WHAT YOU HAVE TO DO
Transcribe the records below exactly.

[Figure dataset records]
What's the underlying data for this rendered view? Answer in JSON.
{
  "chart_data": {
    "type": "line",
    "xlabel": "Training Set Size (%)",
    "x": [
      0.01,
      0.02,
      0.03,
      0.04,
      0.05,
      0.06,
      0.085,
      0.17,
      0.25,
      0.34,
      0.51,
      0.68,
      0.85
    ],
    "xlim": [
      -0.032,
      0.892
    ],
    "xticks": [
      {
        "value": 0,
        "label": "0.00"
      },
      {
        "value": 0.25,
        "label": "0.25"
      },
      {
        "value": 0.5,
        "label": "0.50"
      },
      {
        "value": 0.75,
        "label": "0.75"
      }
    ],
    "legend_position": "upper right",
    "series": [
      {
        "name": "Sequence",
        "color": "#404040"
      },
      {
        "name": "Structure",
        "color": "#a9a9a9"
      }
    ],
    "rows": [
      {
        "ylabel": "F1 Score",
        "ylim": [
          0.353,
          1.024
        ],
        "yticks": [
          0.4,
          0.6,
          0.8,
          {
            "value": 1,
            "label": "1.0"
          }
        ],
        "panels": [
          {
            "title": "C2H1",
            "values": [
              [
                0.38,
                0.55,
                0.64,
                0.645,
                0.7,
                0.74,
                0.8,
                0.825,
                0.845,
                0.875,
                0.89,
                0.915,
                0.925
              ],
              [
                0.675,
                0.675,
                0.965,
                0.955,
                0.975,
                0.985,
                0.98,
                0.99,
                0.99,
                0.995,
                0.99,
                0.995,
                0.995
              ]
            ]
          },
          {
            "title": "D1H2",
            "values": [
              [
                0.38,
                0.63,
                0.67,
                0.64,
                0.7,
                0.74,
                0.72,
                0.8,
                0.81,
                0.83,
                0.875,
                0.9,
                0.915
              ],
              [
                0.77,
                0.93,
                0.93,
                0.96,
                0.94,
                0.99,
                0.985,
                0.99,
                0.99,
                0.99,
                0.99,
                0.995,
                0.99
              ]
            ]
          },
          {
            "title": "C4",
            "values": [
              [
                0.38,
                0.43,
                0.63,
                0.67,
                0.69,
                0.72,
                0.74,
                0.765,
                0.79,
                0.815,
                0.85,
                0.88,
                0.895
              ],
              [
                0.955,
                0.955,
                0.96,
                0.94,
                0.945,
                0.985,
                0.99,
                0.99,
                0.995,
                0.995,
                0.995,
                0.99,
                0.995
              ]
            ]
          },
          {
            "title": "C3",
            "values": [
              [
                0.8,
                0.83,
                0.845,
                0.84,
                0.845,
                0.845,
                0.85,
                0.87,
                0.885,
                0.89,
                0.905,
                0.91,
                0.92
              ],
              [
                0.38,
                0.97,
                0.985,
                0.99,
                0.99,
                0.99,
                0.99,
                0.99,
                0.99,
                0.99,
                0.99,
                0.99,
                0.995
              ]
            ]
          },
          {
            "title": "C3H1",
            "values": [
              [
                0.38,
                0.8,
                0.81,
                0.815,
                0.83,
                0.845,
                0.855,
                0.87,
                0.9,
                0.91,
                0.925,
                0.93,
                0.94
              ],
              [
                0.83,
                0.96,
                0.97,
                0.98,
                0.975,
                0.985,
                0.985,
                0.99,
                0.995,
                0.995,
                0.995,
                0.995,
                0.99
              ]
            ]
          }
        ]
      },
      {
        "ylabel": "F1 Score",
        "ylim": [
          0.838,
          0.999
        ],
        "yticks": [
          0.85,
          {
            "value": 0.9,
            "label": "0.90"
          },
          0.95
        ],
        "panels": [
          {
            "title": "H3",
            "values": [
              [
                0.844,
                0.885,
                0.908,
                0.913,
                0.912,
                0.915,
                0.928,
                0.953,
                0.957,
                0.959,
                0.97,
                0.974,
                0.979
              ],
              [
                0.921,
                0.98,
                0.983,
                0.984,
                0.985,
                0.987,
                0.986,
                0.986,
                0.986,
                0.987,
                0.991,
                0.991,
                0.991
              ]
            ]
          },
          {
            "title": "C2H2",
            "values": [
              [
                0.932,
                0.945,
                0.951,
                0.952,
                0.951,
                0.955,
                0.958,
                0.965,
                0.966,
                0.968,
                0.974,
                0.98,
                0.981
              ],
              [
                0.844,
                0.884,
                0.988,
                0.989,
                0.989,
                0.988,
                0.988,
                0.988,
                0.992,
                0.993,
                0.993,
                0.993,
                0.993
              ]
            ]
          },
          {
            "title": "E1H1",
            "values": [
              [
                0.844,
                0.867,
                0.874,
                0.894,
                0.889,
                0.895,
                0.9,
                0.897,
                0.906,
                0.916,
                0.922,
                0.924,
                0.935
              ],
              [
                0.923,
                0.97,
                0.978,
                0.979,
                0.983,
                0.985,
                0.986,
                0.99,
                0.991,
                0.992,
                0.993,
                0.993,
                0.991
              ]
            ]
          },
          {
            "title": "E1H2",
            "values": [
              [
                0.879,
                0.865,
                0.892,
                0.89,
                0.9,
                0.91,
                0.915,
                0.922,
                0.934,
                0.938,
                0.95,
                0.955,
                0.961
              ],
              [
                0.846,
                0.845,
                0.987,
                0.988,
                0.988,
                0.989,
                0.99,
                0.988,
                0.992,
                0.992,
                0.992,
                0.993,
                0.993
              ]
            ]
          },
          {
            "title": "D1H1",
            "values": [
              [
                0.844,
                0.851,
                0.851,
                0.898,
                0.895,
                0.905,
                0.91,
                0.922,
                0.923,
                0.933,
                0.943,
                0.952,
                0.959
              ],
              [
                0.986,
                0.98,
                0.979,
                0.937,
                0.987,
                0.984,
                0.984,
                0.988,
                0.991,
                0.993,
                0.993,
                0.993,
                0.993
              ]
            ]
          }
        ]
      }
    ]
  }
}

COMPLETE ANSWER
What's the underlying data for this rendered view? Answer in JSON.
{
  "chart_data": {
    "type": "line",
    "xlabel": "Training Set Size (%)",
    "x": [
      0.01,
      0.02,
      0.03,
      0.04,
      0.05,
      0.06,
      0.085,
      0.17,
      0.25,
      0.34,
      0.51,
      0.68,
      0.85
    ],
    "xlim": [
      -0.032,
      0.892
    ],
    "xticks": [
      {
        "value": 0,
        "label": "0.00"
      },
      {
        "value": 0.25,
        "label": "0.25"
      },
      {
        "value": 0.5,
        "label": "0.50"
      },
      {
        "value": 0.75,
        "label": "0.75"
      }
    ],
    "legend_position": "upper right",
    "series": [
      {
        "name": "Sequence",
        "color": "#404040"
      },
      {
        "name": "Structure",
        "color": "#a9a9a9"
      }
    ],
    "rows": [
      {
        "ylabel": "F1 Score",
        "ylim": [
          0.353,
          1.024
        ],
        "yticks": [
          0.4,
          0.6,
          0.8,
          {
            "value": 1,
            "label": "1.0"
          }
        ],
        "panels": [
          {
            "title": "C2H1",
            "values": [
              [
                0.38,
                0.55,
                0.64,
                0.645,
                0.7,
                0.74,
                0.8,
                0.825,
                0.845,
                0.875,
                0.89,
                0.915,
                0.925
              ],
              [
                0.675,
                0.675,
                0.965,
                0.955,
                0.975,
                0.985,
                0.98,
                0.99,
                0.99,
                0.995,
                0.99,
                0.995,
                0.995
              ]
            ]
          },
          {
            "title": "D1H2",
            "values": [
              [
                0.38,
                0.63,
                0.67,
                0.64,
                0.7,
                0.74,
                0.72,
                0.8,
                0.81,
                0.83,
                0.875,
                0.9,
                0.915
              ],
              [
                0.77,
                0.93,
                0.93,
                0.96,
                0.94,
                0.99,
                0.985,
                0.99,
                0.99,
                0.99,
                0.99,
                0.995,
                0.99
              ]
            ]
          },
          {
            "title": "C4",
            "values": [
              [
                0.38,
                0.43,
                0.63,
                0.67,
                0.69,
                0.72,
                0.74,
                0.765,
                0.79,
                0.815,
                0.85,
                0.88,
                0.895
              ],
              [
                0.955,
                0.955,
                0.96,
                0.94,
                0.945,
                0.985,
                0.99,
                0.99,
                0.995,
                0.995,
                0.995,
                0.99,
                0.995
              ]
            ]
          },
          {
            "title": "C3",
            "values": [
              [
                0.8,
                0.83,
                0.845,
                0.84,
                0.845,
                0.845,
                0.85,
                0.87,
                0.885,
                0.89,
                0.905,
                0.91,
                0.92
              ],
              [
                0.38,
                0.97,
                0.985,
                0.99,
                0.99,
                0.99,
                0.99,
                0.99,
                0.99,
                0.99,
                0.99,
                0.99,
                0.995
              ]
            ]
          },
          {
            "title": "C3H1",
            "values": [
              [
                0.38,
                0.8,
                0.81,
                0.815,
                0.83,
                0.845,
                0.855,
                0.87,
                0.9,
                0.91,
                0.925,
                0.93,
                0.94
              ],
              [
                0.83,
                0.96,
                0.97,
                0.98,
                0.975,
                0.985,
                0.985,
                0.99,
                0.995,
                0.995,
                0.995,
                0.995,
                0.99
              ]
            ]
          }
        ]
      },
      {
        "ylabel": "F1 Score",
        "ylim": [
          0.838,
          0.999
        ],
        "yticks": [
          0.85,
          {
            "value": 0.9,
            "label": "0.90"
          },
          0.95
        ],
        "panels": [
          {
            "title": "H3",
            "values": [
              [
                0.844,
                0.885,
                0.908,
                0.913,
                0.912,
                0.915,
                0.928,
                0.953,
                0.957,
                0.959,
                0.97,
                0.974,
                0.979
              ],
              [
                0.921,
                0.98,
                0.983,
                0.984,
                0.985,
                0.987,
                0.986,
                0.986,
                0.986,
                0.987,
                0.991,
                0.991,
                0.991
              ]
            ]
          },
          {
            "title": "C2H2",
            "values": [
              [
                0.932,
                0.945,
                0.951,
                0.952,
                0.951,
                0.955,
                0.958,
                0.965,
                0.966,
                0.968,
                0.974,
                0.98,
                0.981
              ],
              [
                0.844,
                0.884,
                0.988,
                0.989,
                0.989,
                0.988,
                0.988,
                0.988,
                0.992,
                0.993,
                0.993,
                0.993,
                0.993
              ]
            ]
          },
          {
            "title": "E1H1",
            "values": [
              [
                0.844,
                0.867,
                0.874,
                0.894,
                0.889,
                0.895,
                0.9,
                0.897,
                0.906,
                0.916,
                0.922,
                0.924,
                0.935
              ],
              [
                0.923,
                0.97,
                0.978,
                0.979,
                0.983,
                0.985,
                0.986,
                0.99,
                0.991,
                0.992,
                0.993,
                0.993,
                0.991
              ]
            ]
          },
          {
            "title": "E1H2",
            "values": [
              [
                0.879,
                0.865,
                0.892,
                0.89,
                0.9,
                0.91,
                0.915,
                0.922,
                0.934,
                0.938,
                0.95,
                0.955,
                0.961
              ],
              [
                0.846,
                0.845,
                0.987,
                0.988,
                0.988,
                0.989,
                0.99,
                0.988,
                0.992,
                0.992,
                0.992,
                0.993,
                0.993
              ]
            ]
          },
          {
            "title": "D1H1",
            "values": [
              [
                0.844,
                0.851,
                0.851,
                0.898,
                0.895,
                0.905,
                0.91,
                0.922,
                0.923,
                0.933,
                0.943,
                0.952,
                0.959
              ],
              [
                0.986,
                0.98,
                0.979,
                0.937,
                0.987,
                0.984,
                0.984,
                0.988,
                0.991,
                0.993,
                0.993,
                0.993,
                0.993
              ]
            ]
          }
        ]
      }
    ]
  }
}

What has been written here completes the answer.